- EXCERPTED RECORDS -
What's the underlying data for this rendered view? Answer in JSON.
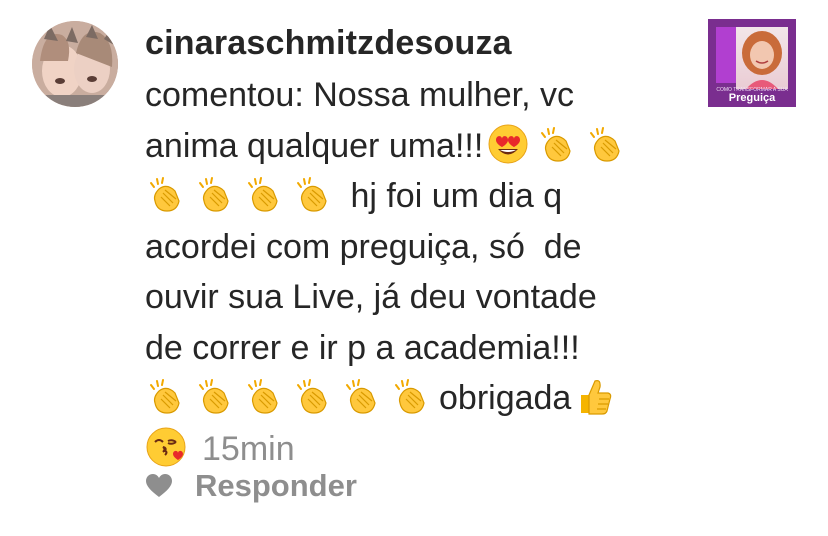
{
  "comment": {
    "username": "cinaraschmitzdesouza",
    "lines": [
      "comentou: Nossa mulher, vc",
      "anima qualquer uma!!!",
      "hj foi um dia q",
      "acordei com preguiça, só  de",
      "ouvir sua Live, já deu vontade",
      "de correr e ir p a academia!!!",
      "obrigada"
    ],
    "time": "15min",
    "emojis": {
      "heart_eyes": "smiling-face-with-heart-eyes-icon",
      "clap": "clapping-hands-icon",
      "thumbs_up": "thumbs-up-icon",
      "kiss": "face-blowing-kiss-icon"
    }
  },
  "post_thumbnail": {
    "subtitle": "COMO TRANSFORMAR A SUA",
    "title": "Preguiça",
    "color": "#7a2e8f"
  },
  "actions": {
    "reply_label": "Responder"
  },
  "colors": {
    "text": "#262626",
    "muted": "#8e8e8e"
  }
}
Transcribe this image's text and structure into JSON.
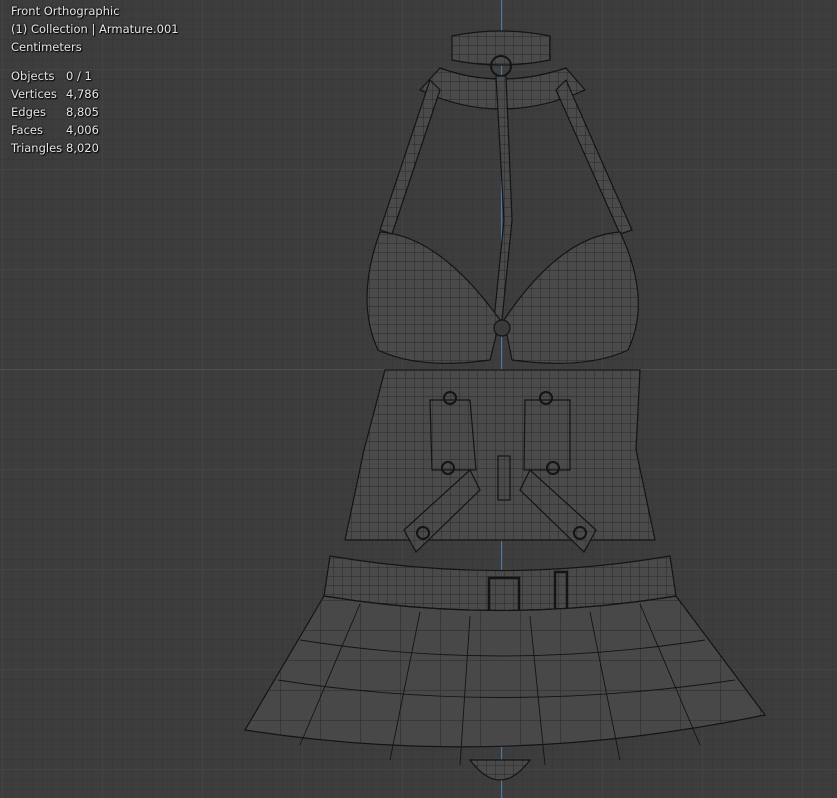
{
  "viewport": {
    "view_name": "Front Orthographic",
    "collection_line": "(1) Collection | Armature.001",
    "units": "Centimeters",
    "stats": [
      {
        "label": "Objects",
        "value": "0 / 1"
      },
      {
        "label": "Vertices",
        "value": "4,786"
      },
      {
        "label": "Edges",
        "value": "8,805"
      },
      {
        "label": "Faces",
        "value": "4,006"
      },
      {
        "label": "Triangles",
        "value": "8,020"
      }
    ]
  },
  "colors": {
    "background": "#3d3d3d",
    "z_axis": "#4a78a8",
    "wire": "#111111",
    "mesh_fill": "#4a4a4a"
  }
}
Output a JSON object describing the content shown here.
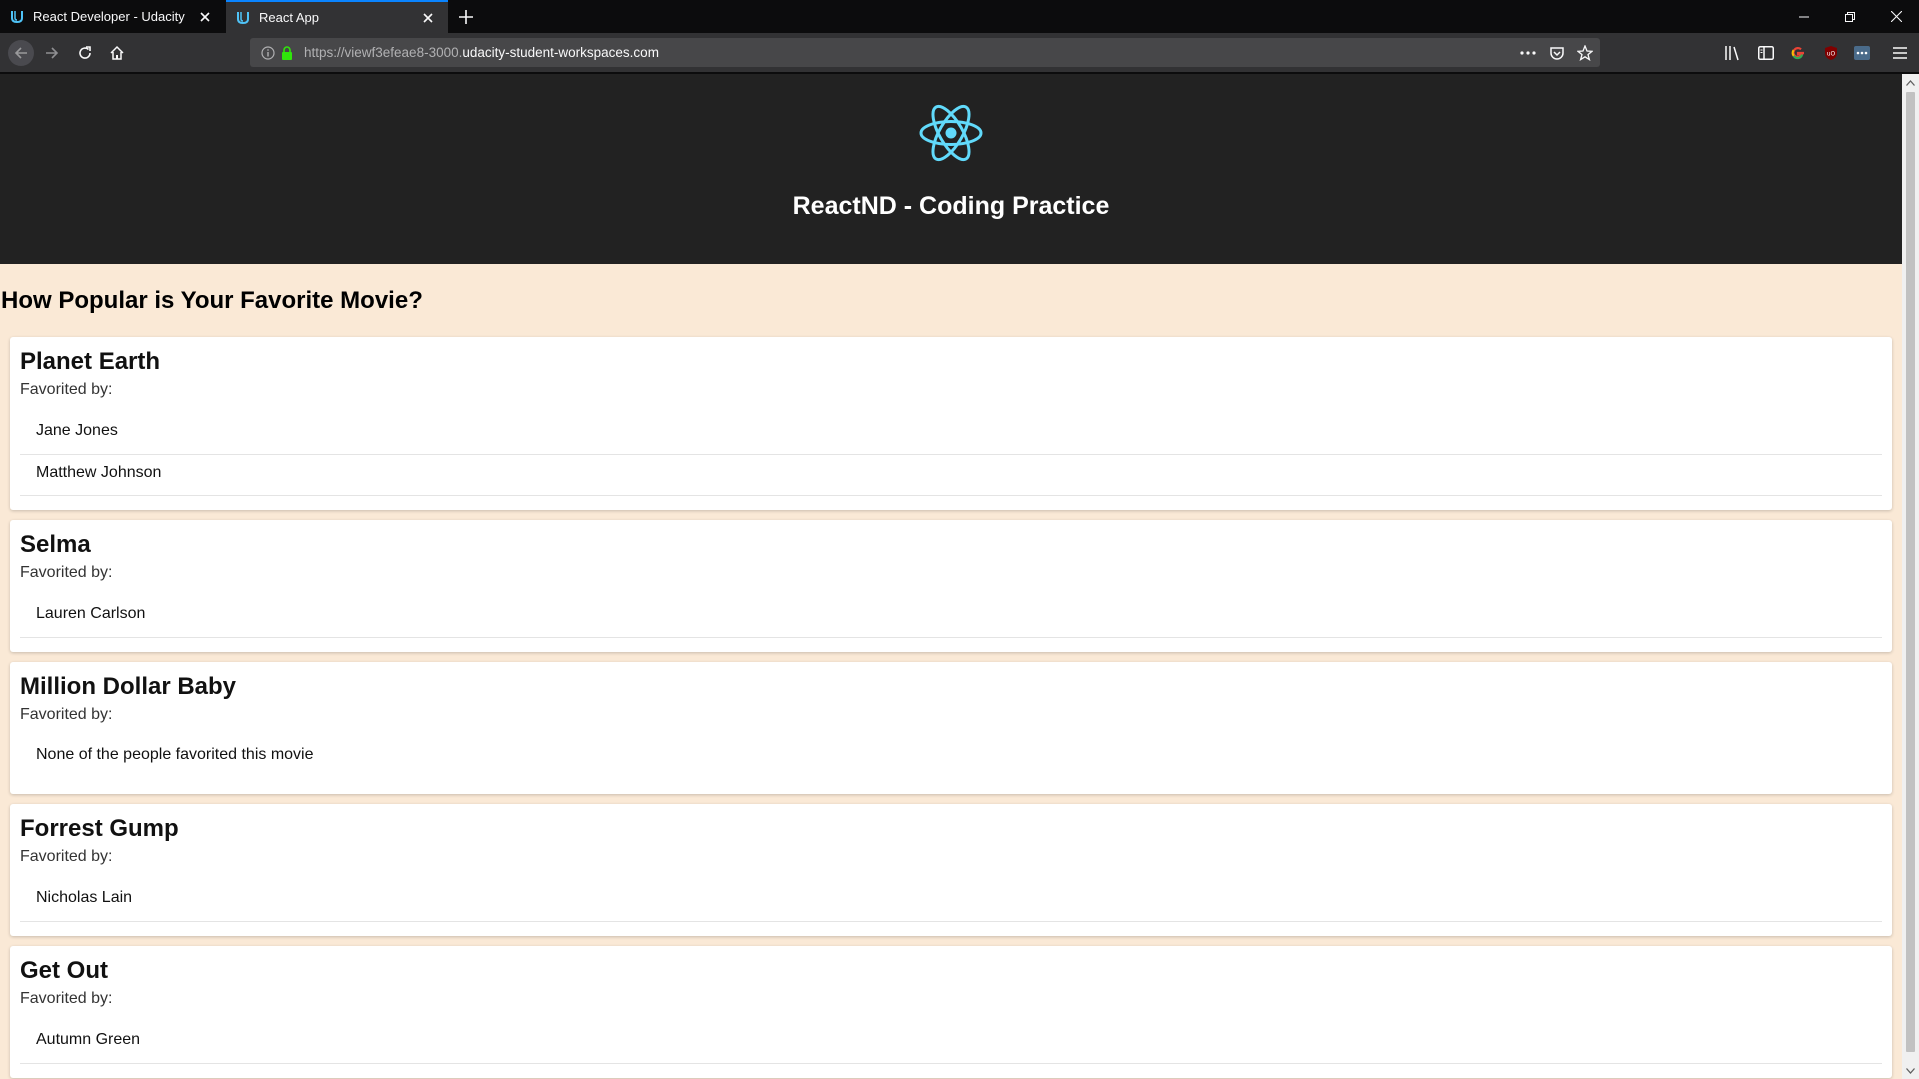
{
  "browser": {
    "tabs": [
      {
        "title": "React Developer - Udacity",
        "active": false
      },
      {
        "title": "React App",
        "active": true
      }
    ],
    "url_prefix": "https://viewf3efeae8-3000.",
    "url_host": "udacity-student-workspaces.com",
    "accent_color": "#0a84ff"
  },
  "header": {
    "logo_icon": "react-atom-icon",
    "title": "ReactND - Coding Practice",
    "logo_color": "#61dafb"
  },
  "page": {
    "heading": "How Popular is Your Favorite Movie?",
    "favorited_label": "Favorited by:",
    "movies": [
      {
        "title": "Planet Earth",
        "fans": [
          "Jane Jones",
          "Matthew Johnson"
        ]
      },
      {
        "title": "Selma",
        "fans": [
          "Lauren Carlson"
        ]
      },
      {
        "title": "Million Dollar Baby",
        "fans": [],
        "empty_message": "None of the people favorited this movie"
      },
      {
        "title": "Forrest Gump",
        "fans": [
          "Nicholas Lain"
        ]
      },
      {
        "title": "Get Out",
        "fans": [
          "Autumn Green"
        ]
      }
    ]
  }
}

- DIRECTIONS FOR THIS TASK -
Copy out every line of the material above exactly, skipping the pictures.

- FINAL ANSWER -
What's the underlying data for this rendered view? Answer in JSON.
{
  "comment": {
    "username": "cinaraschmitzdesouza",
    "lines": [
      "comentou: Nossa mulher, vc",
      "anima qualquer uma!!!",
      "hj foi um dia q",
      "acordei com preguiça, só  de",
      "ouvir sua Live, já deu vontade",
      "de correr e ir p a academia!!!",
      "obrigada"
    ],
    "time": "15min",
    "emojis": {
      "heart_eyes": "smiling-face-with-heart-eyes-icon",
      "clap": "clapping-hands-icon",
      "thumbs_up": "thumbs-up-icon",
      "kiss": "face-blowing-kiss-icon"
    }
  },
  "post_thumbnail": {
    "subtitle": "COMO TRANSFORMAR A SUA",
    "title": "Preguiça",
    "color": "#7a2e8f"
  },
  "actions": {
    "reply_label": "Responder"
  },
  "colors": {
    "text": "#262626",
    "muted": "#8e8e8e"
  }
}
Transcribe this image's text and structure into JSON.
{
  "viewport": {
    "view_name": "Front Orthographic",
    "collection_line": "(1) Collection | Armature.001",
    "units": "Centimeters",
    "stats": [
      {
        "label": "Objects",
        "value": "0 / 1"
      },
      {
        "label": "Vertices",
        "value": "4,786"
      },
      {
        "label": "Edges",
        "value": "8,805"
      },
      {
        "label": "Faces",
        "value": "4,006"
      },
      {
        "label": "Triangles",
        "value": "8,020"
      }
    ]
  },
  "colors": {
    "background": "#3d3d3d",
    "z_axis": "#4a78a8",
    "wire": "#111111",
    "mesh_fill": "#4a4a4a"
  }
}
Output a JSON object describing the content shown here.
{
  "browser": {
    "tabs": [
      {
        "title": "React Developer - Udacity",
        "active": false
      },
      {
        "title": "React App",
        "active": true
      }
    ],
    "url_prefix": "https://viewf3efeae8-3000.",
    "url_host": "udacity-student-workspaces.com",
    "accent_color": "#0a84ff"
  },
  "header": {
    "logo_icon": "react-atom-icon",
    "title": "ReactND - Coding Practice",
    "logo_color": "#61dafb"
  },
  "page": {
    "heading": "How Popular is Your Favorite Movie?",
    "favorited_label": "Favorited by:",
    "movies": [
      {
        "title": "Planet Earth",
        "fans": [
          "Jane Jones",
          "Matthew Johnson"
        ]
      },
      {
        "title": "Selma",
        "fans": [
          "Lauren Carlson"
        ]
      },
      {
        "title": "Million Dollar Baby",
        "fans": [],
        "empty_message": "None of the people favorited this movie"
      },
      {
        "title": "Forrest Gump",
        "fans": [
          "Nicholas Lain"
        ]
      },
      {
        "title": "Get Out",
        "fans": [
          "Autumn Green"
        ]
      }
    ]
  }
}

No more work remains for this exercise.